[Figure record listings]
* start *

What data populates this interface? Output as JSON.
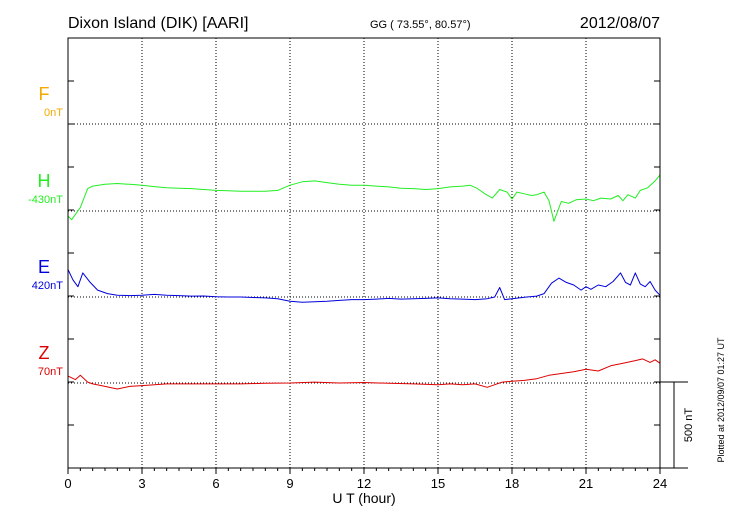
{
  "header": {
    "station": "Dixon Island (DIK)  [AARI]",
    "coords": "GG ( 73.55°,  80.57°)",
    "date": "2012/08/07"
  },
  "side_note": "Plotted at 2012/09/07 01:27 UT",
  "scale_label": "500 nT",
  "chart_data": {
    "type": "line",
    "xlabel": "U T (hour)",
    "xlim": [
      0,
      24
    ],
    "xticks": [
      0,
      3,
      6,
      9,
      12,
      15,
      18,
      21,
      24
    ],
    "series": [
      {
        "name": "F",
        "baseline_label": "0nT",
        "color": "#f5a800",
        "points": []
      },
      {
        "name": "H",
        "baseline_label": "-430nT",
        "color": "#22ee22",
        "points": [
          [
            0,
            -30
          ],
          [
            0.15,
            -50
          ],
          [
            0.3,
            -20
          ],
          [
            0.5,
            20
          ],
          [
            0.8,
            130
          ],
          [
            1.0,
            145
          ],
          [
            1.5,
            155
          ],
          [
            2.0,
            160
          ],
          [
            2.5,
            155
          ],
          [
            3.0,
            150
          ],
          [
            3.5,
            142
          ],
          [
            4.0,
            135
          ],
          [
            4.5,
            132
          ],
          [
            5.0,
            130
          ],
          [
            5.5,
            125
          ],
          [
            6.0,
            120
          ],
          [
            6.5,
            118
          ],
          [
            7.0,
            115
          ],
          [
            7.5,
            115
          ],
          [
            8.0,
            115
          ],
          [
            8.5,
            120
          ],
          [
            9.0,
            150
          ],
          [
            9.5,
            170
          ],
          [
            10.0,
            175
          ],
          [
            10.5,
            165
          ],
          [
            11.0,
            155
          ],
          [
            11.5,
            150
          ],
          [
            12.0,
            150
          ],
          [
            12.5,
            145
          ],
          [
            13.0,
            140
          ],
          [
            13.5,
            132
          ],
          [
            14.0,
            130
          ],
          [
            14.5,
            125
          ],
          [
            15.0,
            130
          ],
          [
            15.5,
            140
          ],
          [
            16.0,
            145
          ],
          [
            16.3,
            150
          ],
          [
            16.6,
            130
          ],
          [
            16.9,
            100
          ],
          [
            17.2,
            75
          ],
          [
            17.5,
            125
          ],
          [
            17.8,
            110
          ],
          [
            18.0,
            70
          ],
          [
            18.2,
            110
          ],
          [
            18.5,
            100
          ],
          [
            18.8,
            90
          ],
          [
            19.0,
            95
          ],
          [
            19.3,
            110
          ],
          [
            19.5,
            60
          ],
          [
            19.7,
            -60
          ],
          [
            20.0,
            55
          ],
          [
            20.3,
            45
          ],
          [
            20.6,
            65
          ],
          [
            21.0,
            70
          ],
          [
            21.3,
            60
          ],
          [
            21.6,
            75
          ],
          [
            22.0,
            70
          ],
          [
            22.3,
            90
          ],
          [
            22.5,
            60
          ],
          [
            22.7,
            95
          ],
          [
            23.0,
            75
          ],
          [
            23.2,
            120
          ],
          [
            23.5,
            135
          ],
          [
            23.8,
            175
          ],
          [
            24.0,
            210
          ]
        ]
      },
      {
        "name": "E",
        "baseline_label": "420nT",
        "color": "#0000dd",
        "points": [
          [
            0,
            160
          ],
          [
            0.2,
            100
          ],
          [
            0.4,
            60
          ],
          [
            0.6,
            140
          ],
          [
            0.9,
            85
          ],
          [
            1.2,
            40
          ],
          [
            1.6,
            20
          ],
          [
            2.0,
            10
          ],
          [
            2.5,
            8
          ],
          [
            3.0,
            10
          ],
          [
            3.5,
            15
          ],
          [
            4.0,
            10
          ],
          [
            4.5,
            8
          ],
          [
            5.0,
            5
          ],
          [
            5.5,
            6
          ],
          [
            6.0,
            2
          ],
          [
            6.5,
            0
          ],
          [
            7.0,
            0
          ],
          [
            7.5,
            -3
          ],
          [
            8.0,
            -5
          ],
          [
            8.5,
            -10
          ],
          [
            9.0,
            -25
          ],
          [
            9.5,
            -30
          ],
          [
            10.0,
            -28
          ],
          [
            10.5,
            -25
          ],
          [
            11.0,
            -20
          ],
          [
            11.5,
            -15
          ],
          [
            12.0,
            -15
          ],
          [
            12.5,
            -12
          ],
          [
            13.0,
            -8
          ],
          [
            13.5,
            -12
          ],
          [
            14.0,
            -10
          ],
          [
            14.5,
            -8
          ],
          [
            15.0,
            -5
          ],
          [
            15.5,
            -10
          ],
          [
            16.0,
            -12
          ],
          [
            16.5,
            -15
          ],
          [
            17.0,
            -10
          ],
          [
            17.3,
            0
          ],
          [
            17.5,
            55
          ],
          [
            17.7,
            -15
          ],
          [
            18.0,
            -10
          ],
          [
            18.3,
            -5
          ],
          [
            18.6,
            0
          ],
          [
            19.0,
            5
          ],
          [
            19.3,
            20
          ],
          [
            19.6,
            80
          ],
          [
            19.9,
            110
          ],
          [
            20.2,
            85
          ],
          [
            20.5,
            70
          ],
          [
            20.8,
            40
          ],
          [
            21.0,
            60
          ],
          [
            21.2,
            45
          ],
          [
            21.5,
            70
          ],
          [
            21.8,
            60
          ],
          [
            22.1,
            90
          ],
          [
            22.4,
            140
          ],
          [
            22.6,
            85
          ],
          [
            22.8,
            70
          ],
          [
            23.0,
            140
          ],
          [
            23.2,
            75
          ],
          [
            23.4,
            60
          ],
          [
            23.6,
            90
          ],
          [
            23.8,
            40
          ],
          [
            24.0,
            10
          ]
        ]
      },
      {
        "name": "Z",
        "baseline_label": "70nT",
        "color": "#dd0000",
        "points": [
          [
            0,
            40
          ],
          [
            0.3,
            20
          ],
          [
            0.5,
            45
          ],
          [
            0.8,
            5
          ],
          [
            1.0,
            -5
          ],
          [
            1.5,
            -20
          ],
          [
            2.0,
            -35
          ],
          [
            2.5,
            -20
          ],
          [
            3.0,
            -15
          ],
          [
            3.5,
            -10
          ],
          [
            4.0,
            -5
          ],
          [
            5.0,
            -5
          ],
          [
            6.0,
            -5
          ],
          [
            7.0,
            -5
          ],
          [
            8.0,
            -2
          ],
          [
            9.0,
            0
          ],
          [
            10.0,
            5
          ],
          [
            11.0,
            0
          ],
          [
            12.0,
            3
          ],
          [
            13.0,
            -2
          ],
          [
            14.0,
            -5
          ],
          [
            15.0,
            -10
          ],
          [
            15.5,
            -5
          ],
          [
            16.0,
            -10
          ],
          [
            16.5,
            -5
          ],
          [
            17.0,
            -25
          ],
          [
            17.3,
            -10
          ],
          [
            17.6,
            5
          ],
          [
            18.0,
            10
          ],
          [
            18.5,
            15
          ],
          [
            19.0,
            25
          ],
          [
            19.5,
            45
          ],
          [
            20.0,
            55
          ],
          [
            20.5,
            65
          ],
          [
            21.0,
            80
          ],
          [
            21.5,
            70
          ],
          [
            22.0,
            100
          ],
          [
            22.5,
            115
          ],
          [
            23.0,
            130
          ],
          [
            23.3,
            140
          ],
          [
            23.6,
            120
          ],
          [
            23.8,
            135
          ],
          [
            24.0,
            115
          ]
        ]
      }
    ]
  }
}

* end *

Request = In the data above, how many lines contain the string "color"? Answer with the number only.

The output = 4